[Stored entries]
↓↓↓

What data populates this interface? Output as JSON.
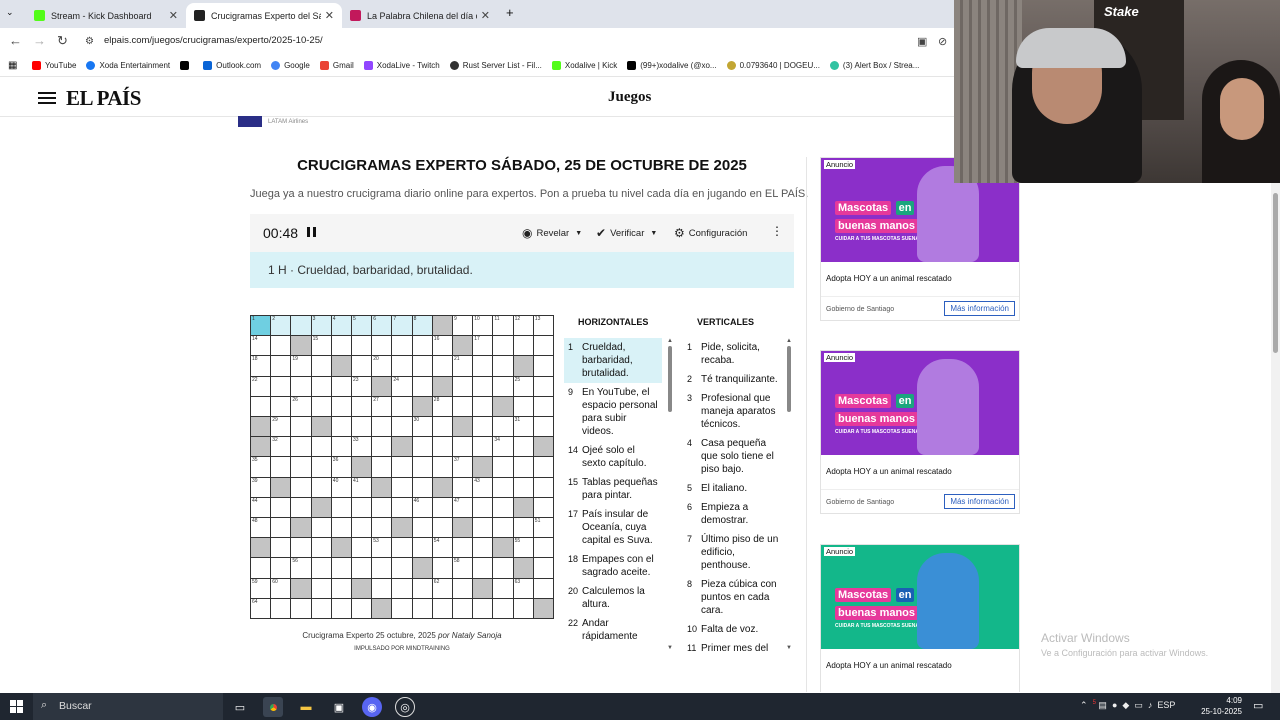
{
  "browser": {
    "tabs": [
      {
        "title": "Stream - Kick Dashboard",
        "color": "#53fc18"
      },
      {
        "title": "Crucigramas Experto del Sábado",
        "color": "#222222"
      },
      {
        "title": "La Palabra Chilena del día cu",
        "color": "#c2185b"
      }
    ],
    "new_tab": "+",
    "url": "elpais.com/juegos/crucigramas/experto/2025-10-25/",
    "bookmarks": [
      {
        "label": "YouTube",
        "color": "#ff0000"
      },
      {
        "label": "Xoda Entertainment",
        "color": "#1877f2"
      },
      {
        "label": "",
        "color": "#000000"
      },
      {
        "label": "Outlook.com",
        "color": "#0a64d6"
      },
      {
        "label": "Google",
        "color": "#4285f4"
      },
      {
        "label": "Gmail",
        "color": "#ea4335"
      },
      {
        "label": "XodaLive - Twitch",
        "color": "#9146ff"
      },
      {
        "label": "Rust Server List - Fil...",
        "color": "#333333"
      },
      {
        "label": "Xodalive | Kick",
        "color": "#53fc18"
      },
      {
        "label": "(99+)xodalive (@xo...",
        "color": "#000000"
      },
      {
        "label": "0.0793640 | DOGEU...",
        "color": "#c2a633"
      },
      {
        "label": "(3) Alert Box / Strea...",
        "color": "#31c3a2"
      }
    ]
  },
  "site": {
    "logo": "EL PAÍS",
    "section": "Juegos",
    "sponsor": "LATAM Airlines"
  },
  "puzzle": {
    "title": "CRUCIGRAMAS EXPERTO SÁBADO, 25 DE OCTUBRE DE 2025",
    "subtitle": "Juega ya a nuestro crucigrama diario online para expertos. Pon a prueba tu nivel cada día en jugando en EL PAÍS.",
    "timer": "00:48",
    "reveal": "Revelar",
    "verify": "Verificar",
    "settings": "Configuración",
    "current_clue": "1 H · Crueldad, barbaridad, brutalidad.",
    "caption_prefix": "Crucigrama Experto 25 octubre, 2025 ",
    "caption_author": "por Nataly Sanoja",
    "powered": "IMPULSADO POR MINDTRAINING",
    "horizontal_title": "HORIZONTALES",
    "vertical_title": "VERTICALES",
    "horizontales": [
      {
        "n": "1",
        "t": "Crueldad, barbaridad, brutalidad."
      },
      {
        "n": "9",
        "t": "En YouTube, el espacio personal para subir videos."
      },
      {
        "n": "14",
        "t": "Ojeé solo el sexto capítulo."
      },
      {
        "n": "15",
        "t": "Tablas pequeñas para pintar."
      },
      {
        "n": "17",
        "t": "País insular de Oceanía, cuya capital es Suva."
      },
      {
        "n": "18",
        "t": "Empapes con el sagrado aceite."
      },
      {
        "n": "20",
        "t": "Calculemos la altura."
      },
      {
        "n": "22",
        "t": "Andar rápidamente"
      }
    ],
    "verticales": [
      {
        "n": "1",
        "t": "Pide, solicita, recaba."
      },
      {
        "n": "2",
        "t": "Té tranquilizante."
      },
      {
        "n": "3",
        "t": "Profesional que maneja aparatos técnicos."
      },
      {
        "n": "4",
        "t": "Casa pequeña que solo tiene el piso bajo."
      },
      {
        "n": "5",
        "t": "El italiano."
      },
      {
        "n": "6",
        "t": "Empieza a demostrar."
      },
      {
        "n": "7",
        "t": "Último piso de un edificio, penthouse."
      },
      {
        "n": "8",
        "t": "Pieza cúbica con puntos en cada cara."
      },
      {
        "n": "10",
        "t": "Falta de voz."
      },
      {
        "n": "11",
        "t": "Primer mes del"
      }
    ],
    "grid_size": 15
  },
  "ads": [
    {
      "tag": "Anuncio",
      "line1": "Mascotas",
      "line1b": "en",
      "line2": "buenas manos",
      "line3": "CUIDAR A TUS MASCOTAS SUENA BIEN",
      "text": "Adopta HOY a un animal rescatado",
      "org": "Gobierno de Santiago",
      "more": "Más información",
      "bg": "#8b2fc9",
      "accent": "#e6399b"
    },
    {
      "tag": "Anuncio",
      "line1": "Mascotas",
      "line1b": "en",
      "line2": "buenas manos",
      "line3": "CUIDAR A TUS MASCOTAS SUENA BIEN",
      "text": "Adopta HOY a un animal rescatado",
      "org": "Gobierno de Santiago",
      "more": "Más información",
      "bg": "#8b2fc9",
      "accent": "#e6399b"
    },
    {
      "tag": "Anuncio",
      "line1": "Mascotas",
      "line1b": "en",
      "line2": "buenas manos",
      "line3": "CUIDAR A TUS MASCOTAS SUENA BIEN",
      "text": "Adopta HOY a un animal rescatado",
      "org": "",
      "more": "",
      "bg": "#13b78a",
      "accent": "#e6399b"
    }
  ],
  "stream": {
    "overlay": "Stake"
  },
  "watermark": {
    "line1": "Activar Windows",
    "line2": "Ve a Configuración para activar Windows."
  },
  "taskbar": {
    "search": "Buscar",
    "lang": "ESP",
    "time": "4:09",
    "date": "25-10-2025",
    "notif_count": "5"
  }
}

↑↑↑
↓↓↓

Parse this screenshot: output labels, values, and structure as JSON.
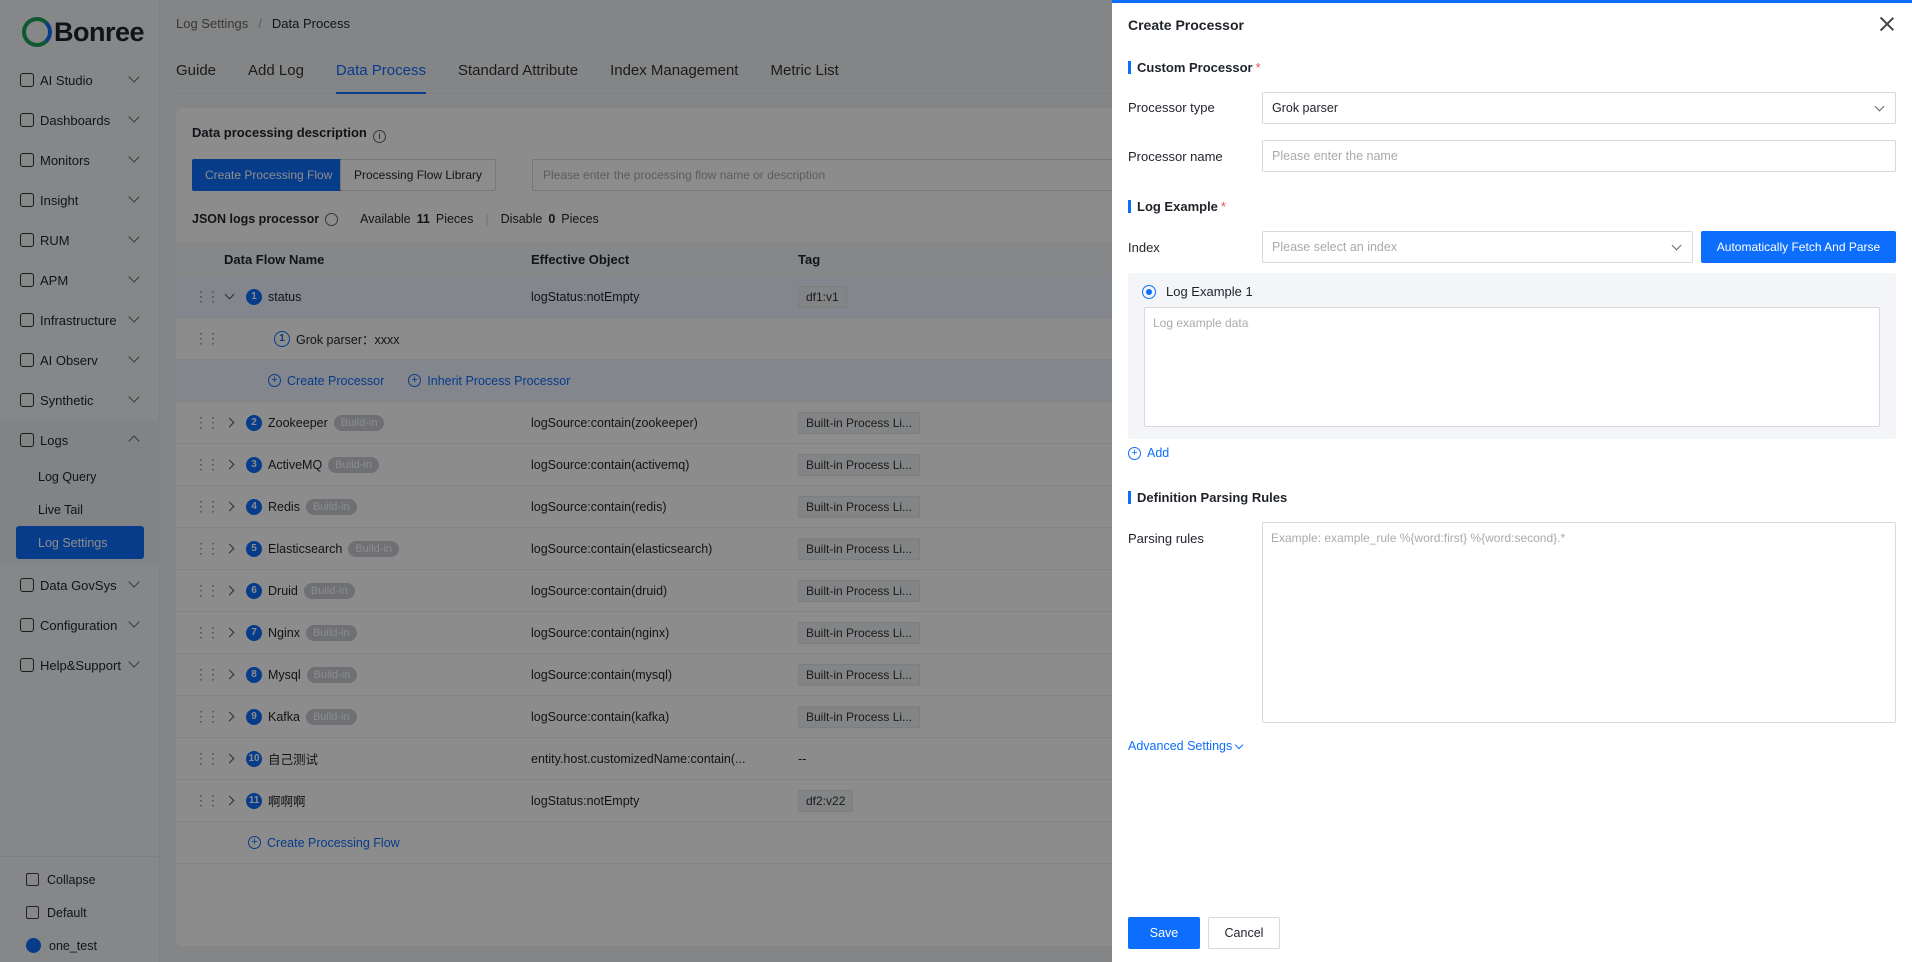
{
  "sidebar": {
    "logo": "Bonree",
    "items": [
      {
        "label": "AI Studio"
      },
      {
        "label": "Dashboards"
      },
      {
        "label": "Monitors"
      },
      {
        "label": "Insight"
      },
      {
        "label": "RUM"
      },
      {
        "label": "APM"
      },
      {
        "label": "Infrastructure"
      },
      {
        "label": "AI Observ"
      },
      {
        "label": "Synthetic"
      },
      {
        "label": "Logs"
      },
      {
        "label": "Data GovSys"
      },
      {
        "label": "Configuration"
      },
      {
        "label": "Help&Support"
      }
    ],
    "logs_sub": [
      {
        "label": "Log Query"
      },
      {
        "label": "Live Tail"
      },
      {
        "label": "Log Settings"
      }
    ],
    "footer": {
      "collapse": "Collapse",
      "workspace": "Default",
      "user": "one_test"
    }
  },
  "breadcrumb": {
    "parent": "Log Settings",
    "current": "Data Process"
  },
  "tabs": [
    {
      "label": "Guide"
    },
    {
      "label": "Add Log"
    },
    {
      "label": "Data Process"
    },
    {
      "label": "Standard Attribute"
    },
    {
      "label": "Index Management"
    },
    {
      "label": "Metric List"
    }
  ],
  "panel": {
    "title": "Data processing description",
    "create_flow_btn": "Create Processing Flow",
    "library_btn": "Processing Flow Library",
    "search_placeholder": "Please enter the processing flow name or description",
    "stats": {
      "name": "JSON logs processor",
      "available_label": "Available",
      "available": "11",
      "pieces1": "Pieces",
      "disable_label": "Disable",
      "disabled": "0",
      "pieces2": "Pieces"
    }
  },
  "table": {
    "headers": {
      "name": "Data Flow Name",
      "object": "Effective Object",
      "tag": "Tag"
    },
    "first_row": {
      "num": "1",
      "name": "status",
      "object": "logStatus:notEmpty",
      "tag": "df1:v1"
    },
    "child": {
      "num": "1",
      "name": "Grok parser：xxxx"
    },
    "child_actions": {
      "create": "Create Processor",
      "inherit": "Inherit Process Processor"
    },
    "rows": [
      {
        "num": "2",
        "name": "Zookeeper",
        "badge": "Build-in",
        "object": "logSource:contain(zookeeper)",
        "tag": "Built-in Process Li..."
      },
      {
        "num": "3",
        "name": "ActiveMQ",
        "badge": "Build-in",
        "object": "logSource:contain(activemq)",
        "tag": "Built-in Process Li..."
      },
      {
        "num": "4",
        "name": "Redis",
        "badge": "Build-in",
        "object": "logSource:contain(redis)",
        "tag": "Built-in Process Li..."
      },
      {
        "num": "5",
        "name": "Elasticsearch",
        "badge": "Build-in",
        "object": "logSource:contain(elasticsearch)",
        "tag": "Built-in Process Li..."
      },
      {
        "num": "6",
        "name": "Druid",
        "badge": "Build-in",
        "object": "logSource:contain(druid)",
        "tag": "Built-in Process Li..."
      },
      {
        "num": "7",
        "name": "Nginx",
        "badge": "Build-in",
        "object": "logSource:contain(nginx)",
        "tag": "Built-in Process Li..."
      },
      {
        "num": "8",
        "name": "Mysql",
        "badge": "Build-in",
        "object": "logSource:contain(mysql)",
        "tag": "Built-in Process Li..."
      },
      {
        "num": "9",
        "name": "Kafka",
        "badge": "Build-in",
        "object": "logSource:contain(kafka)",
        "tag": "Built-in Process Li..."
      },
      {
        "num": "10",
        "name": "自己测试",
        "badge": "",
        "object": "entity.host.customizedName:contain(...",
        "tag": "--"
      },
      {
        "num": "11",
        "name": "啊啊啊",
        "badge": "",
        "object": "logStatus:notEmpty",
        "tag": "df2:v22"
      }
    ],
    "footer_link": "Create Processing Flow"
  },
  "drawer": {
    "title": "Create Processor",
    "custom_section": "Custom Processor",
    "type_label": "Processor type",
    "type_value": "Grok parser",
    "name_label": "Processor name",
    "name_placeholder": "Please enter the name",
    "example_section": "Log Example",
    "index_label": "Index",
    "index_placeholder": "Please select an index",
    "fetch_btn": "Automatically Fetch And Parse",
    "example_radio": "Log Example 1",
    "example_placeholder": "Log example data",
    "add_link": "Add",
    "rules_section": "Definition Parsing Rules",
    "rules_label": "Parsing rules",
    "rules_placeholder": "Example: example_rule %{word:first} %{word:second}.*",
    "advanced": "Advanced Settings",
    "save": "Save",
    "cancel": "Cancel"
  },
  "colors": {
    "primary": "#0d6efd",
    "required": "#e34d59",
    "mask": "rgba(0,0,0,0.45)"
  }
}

↑↑↑

The exercise: Identify each line in the records above containing the word "description"; copy those lines.

Written solution:
    "title": "Data processing description",
    "search_placeholder": "Please enter the processing flow name or description",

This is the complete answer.